======== MATERIALS PROVIDED
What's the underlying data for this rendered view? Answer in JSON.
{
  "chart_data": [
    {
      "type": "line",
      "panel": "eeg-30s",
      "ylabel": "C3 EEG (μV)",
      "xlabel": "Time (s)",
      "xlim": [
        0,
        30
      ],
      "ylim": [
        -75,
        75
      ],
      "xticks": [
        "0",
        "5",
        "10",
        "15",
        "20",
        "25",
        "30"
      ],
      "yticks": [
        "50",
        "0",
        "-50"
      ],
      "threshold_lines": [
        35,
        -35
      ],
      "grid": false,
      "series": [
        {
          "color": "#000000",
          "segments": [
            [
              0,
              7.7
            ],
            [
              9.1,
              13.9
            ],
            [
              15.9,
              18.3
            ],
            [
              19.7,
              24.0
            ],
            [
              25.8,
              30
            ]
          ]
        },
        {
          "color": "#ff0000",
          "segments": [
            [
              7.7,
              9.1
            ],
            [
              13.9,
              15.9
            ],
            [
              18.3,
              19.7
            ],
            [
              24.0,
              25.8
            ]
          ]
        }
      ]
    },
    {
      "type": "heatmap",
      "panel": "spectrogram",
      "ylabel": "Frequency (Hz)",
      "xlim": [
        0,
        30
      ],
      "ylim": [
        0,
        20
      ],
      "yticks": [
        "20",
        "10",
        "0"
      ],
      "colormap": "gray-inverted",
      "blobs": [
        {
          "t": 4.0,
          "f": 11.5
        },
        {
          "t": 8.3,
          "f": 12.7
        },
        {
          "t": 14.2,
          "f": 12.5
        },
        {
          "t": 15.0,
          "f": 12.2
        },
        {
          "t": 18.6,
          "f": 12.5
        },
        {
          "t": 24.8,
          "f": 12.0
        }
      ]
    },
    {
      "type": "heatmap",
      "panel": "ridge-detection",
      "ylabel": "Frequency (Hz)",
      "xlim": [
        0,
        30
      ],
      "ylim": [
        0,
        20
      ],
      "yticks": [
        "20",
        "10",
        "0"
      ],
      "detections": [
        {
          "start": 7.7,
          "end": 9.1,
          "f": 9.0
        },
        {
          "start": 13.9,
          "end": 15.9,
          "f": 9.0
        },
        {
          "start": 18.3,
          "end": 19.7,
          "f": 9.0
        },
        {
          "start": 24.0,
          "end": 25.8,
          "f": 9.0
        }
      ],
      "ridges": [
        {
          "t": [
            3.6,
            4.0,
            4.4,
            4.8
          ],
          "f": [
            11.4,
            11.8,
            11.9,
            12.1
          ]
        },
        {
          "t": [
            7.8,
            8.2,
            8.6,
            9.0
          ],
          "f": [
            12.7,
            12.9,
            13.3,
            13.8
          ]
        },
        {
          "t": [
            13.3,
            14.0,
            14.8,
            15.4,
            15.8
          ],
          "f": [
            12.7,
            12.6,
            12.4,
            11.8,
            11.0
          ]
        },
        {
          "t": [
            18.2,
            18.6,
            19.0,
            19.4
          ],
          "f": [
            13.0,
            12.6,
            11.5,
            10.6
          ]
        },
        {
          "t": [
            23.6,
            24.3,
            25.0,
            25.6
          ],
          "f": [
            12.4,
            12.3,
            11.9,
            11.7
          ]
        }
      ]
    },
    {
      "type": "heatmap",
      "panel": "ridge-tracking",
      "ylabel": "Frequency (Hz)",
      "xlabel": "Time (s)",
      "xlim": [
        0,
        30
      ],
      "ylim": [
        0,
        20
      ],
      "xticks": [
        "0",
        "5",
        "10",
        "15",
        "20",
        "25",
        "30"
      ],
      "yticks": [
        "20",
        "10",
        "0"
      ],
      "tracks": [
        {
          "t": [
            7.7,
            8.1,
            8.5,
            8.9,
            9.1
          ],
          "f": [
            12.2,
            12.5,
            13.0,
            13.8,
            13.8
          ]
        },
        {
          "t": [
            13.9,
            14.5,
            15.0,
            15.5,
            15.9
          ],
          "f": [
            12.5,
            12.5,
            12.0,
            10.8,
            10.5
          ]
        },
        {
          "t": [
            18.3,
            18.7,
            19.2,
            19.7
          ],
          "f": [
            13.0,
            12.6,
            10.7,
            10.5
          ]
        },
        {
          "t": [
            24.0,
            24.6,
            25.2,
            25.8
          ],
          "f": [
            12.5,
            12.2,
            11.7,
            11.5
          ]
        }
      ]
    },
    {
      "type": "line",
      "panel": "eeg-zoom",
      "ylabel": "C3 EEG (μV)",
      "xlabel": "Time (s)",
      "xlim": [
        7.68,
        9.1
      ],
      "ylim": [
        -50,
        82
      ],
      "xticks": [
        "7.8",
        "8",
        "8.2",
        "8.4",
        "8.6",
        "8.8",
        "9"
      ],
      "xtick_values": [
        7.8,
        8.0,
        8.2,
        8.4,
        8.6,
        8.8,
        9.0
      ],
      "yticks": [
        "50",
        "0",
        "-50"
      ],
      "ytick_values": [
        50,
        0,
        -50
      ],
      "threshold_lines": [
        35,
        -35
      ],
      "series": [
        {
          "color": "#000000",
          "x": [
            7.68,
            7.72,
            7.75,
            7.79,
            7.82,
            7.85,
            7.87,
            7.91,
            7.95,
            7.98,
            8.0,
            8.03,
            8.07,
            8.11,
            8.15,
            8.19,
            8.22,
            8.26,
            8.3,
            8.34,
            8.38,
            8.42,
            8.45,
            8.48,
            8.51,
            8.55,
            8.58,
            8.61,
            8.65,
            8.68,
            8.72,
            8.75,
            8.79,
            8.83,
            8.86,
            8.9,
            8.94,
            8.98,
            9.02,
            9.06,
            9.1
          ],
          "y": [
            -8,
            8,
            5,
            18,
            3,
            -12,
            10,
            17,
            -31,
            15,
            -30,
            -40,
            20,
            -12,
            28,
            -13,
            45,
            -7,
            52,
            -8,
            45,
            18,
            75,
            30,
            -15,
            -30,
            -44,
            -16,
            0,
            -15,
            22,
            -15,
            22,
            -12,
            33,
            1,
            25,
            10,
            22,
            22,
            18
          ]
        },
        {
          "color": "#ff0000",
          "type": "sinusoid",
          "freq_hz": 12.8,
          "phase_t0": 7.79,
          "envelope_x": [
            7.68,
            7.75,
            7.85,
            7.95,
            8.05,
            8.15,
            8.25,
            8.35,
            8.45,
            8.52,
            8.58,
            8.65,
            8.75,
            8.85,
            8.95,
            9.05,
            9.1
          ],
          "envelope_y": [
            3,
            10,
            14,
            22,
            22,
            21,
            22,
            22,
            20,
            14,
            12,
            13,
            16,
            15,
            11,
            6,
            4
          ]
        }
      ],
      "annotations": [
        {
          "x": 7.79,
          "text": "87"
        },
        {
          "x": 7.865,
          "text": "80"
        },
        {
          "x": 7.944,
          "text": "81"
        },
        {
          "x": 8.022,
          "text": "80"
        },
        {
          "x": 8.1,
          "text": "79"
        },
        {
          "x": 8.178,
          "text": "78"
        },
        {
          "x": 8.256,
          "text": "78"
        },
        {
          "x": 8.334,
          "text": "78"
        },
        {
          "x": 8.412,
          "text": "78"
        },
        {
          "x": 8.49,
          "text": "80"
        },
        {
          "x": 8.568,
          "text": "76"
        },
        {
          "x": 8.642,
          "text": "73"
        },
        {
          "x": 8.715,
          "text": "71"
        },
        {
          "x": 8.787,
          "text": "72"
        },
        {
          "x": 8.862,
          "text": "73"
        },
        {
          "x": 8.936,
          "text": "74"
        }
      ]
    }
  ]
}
================
Reproduce all of the material above word for word.

What's the underlying data for this rendered view? Answer in JSON.
{
  "chart_data": [
    {
      "type": "line",
      "panel": "eeg-30s",
      "ylabel": "C3 EEG (μV)",
      "xlabel": "Time (s)",
      "xlim": [
        0,
        30
      ],
      "ylim": [
        -75,
        75
      ],
      "xticks": [
        "0",
        "5",
        "10",
        "15",
        "20",
        "25",
        "30"
      ],
      "yticks": [
        "50",
        "0",
        "-50"
      ],
      "threshold_lines": [
        35,
        -35
      ],
      "grid": false,
      "series": [
        {
          "color": "#000000",
          "segments": [
            [
              0,
              7.7
            ],
            [
              9.1,
              13.9
            ],
            [
              15.9,
              18.3
            ],
            [
              19.7,
              24.0
            ],
            [
              25.8,
              30
            ]
          ]
        },
        {
          "color": "#ff0000",
          "segments": [
            [
              7.7,
              9.1
            ],
            [
              13.9,
              15.9
            ],
            [
              18.3,
              19.7
            ],
            [
              24.0,
              25.8
            ]
          ]
        }
      ]
    },
    {
      "type": "heatmap",
      "panel": "spectrogram",
      "ylabel": "Frequency (Hz)",
      "xlim": [
        0,
        30
      ],
      "ylim": [
        0,
        20
      ],
      "yticks": [
        "20",
        "10",
        "0"
      ],
      "colormap": "gray-inverted",
      "blobs": [
        {
          "t": 4.0,
          "f": 11.5
        },
        {
          "t": 8.3,
          "f": 12.7
        },
        {
          "t": 14.2,
          "f": 12.5
        },
        {
          "t": 15.0,
          "f": 12.2
        },
        {
          "t": 18.6,
          "f": 12.5
        },
        {
          "t": 24.8,
          "f": 12.0
        }
      ]
    },
    {
      "type": "heatmap",
      "panel": "ridge-detection",
      "ylabel": "Frequency (Hz)",
      "xlim": [
        0,
        30
      ],
      "ylim": [
        0,
        20
      ],
      "yticks": [
        "20",
        "10",
        "0"
      ],
      "detections": [
        {
          "start": 7.7,
          "end": 9.1,
          "f": 9.0
        },
        {
          "start": 13.9,
          "end": 15.9,
          "f": 9.0
        },
        {
          "start": 18.3,
          "end": 19.7,
          "f": 9.0
        },
        {
          "start": 24.0,
          "end": 25.8,
          "f": 9.0
        }
      ],
      "ridges": [
        {
          "t": [
            3.6,
            4.0,
            4.4,
            4.8
          ],
          "f": [
            11.4,
            11.8,
            11.9,
            12.1
          ]
        },
        {
          "t": [
            7.8,
            8.2,
            8.6,
            9.0
          ],
          "f": [
            12.7,
            12.9,
            13.3,
            13.8
          ]
        },
        {
          "t": [
            13.3,
            14.0,
            14.8,
            15.4,
            15.8
          ],
          "f": [
            12.7,
            12.6,
            12.4,
            11.8,
            11.0
          ]
        },
        {
          "t": [
            18.2,
            18.6,
            19.0,
            19.4
          ],
          "f": [
            13.0,
            12.6,
            11.5,
            10.6
          ]
        },
        {
          "t": [
            23.6,
            24.3,
            25.0,
            25.6
          ],
          "f": [
            12.4,
            12.3,
            11.9,
            11.7
          ]
        }
      ]
    },
    {
      "type": "heatmap",
      "panel": "ridge-tracking",
      "ylabel": "Frequency (Hz)",
      "xlabel": "Time (s)",
      "xlim": [
        0,
        30
      ],
      "ylim": [
        0,
        20
      ],
      "xticks": [
        "0",
        "5",
        "10",
        "15",
        "20",
        "25",
        "30"
      ],
      "yticks": [
        "20",
        "10",
        "0"
      ],
      "tracks": [
        {
          "t": [
            7.7,
            8.1,
            8.5,
            8.9,
            9.1
          ],
          "f": [
            12.2,
            12.5,
            13.0,
            13.8,
            13.8
          ]
        },
        {
          "t": [
            13.9,
            14.5,
            15.0,
            15.5,
            15.9
          ],
          "f": [
            12.5,
            12.5,
            12.0,
            10.8,
            10.5
          ]
        },
        {
          "t": [
            18.3,
            18.7,
            19.2,
            19.7
          ],
          "f": [
            13.0,
            12.6,
            10.7,
            10.5
          ]
        },
        {
          "t": [
            24.0,
            24.6,
            25.2,
            25.8
          ],
          "f": [
            12.5,
            12.2,
            11.7,
            11.5
          ]
        }
      ]
    },
    {
      "type": "line",
      "panel": "eeg-zoom",
      "ylabel": "C3 EEG (μV)",
      "xlabel": "Time (s)",
      "xlim": [
        7.68,
        9.1
      ],
      "ylim": [
        -50,
        82
      ],
      "xticks": [
        "7.8",
        "8",
        "8.2",
        "8.4",
        "8.6",
        "8.8",
        "9"
      ],
      "xtick_values": [
        7.8,
        8.0,
        8.2,
        8.4,
        8.6,
        8.8,
        9.0
      ],
      "yticks": [
        "50",
        "0",
        "-50"
      ],
      "ytick_values": [
        50,
        0,
        -50
      ],
      "threshold_lines": [
        35,
        -35
      ],
      "series": [
        {
          "color": "#000000",
          "x": [
            7.68,
            7.72,
            7.75,
            7.79,
            7.82,
            7.85,
            7.87,
            7.91,
            7.95,
            7.98,
            8.0,
            8.03,
            8.07,
            8.11,
            8.15,
            8.19,
            8.22,
            8.26,
            8.3,
            8.34,
            8.38,
            8.42,
            8.45,
            8.48,
            8.51,
            8.55,
            8.58,
            8.61,
            8.65,
            8.68,
            8.72,
            8.75,
            8.79,
            8.83,
            8.86,
            8.9,
            8.94,
            8.98,
            9.02,
            9.06,
            9.1
          ],
          "y": [
            -8,
            8,
            5,
            18,
            3,
            -12,
            10,
            17,
            -31,
            15,
            -30,
            -40,
            20,
            -12,
            28,
            -13,
            45,
            -7,
            52,
            -8,
            45,
            18,
            75,
            30,
            -15,
            -30,
            -44,
            -16,
            0,
            -15,
            22,
            -15,
            22,
            -12,
            33,
            1,
            25,
            10,
            22,
            22,
            18
          ]
        },
        {
          "color": "#ff0000",
          "type": "sinusoid",
          "freq_hz": 12.8,
          "phase_t0": 7.79,
          "envelope_x": [
            7.68,
            7.75,
            7.85,
            7.95,
            8.05,
            8.15,
            8.25,
            8.35,
            8.45,
            8.52,
            8.58,
            8.65,
            8.75,
            8.85,
            8.95,
            9.05,
            9.1
          ],
          "envelope_y": [
            3,
            10,
            14,
            22,
            22,
            21,
            22,
            22,
            20,
            14,
            12,
            13,
            16,
            15,
            11,
            6,
            4
          ]
        }
      ],
      "annotations": [
        {
          "x": 7.79,
          "text": "87"
        },
        {
          "x": 7.865,
          "text": "80"
        },
        {
          "x": 7.944,
          "text": "81"
        },
        {
          "x": 8.022,
          "text": "80"
        },
        {
          "x": 8.1,
          "text": "79"
        },
        {
          "x": 8.178,
          "text": "78"
        },
        {
          "x": 8.256,
          "text": "78"
        },
        {
          "x": 8.334,
          "text": "78"
        },
        {
          "x": 8.412,
          "text": "78"
        },
        {
          "x": 8.49,
          "text": "80"
        },
        {
          "x": 8.568,
          "text": "76"
        },
        {
          "x": 8.642,
          "text": "73"
        },
        {
          "x": 8.715,
          "text": "71"
        },
        {
          "x": 8.787,
          "text": "72"
        },
        {
          "x": 8.862,
          "text": "73"
        },
        {
          "x": 8.936,
          "text": "74"
        }
      ]
    }
  ]
}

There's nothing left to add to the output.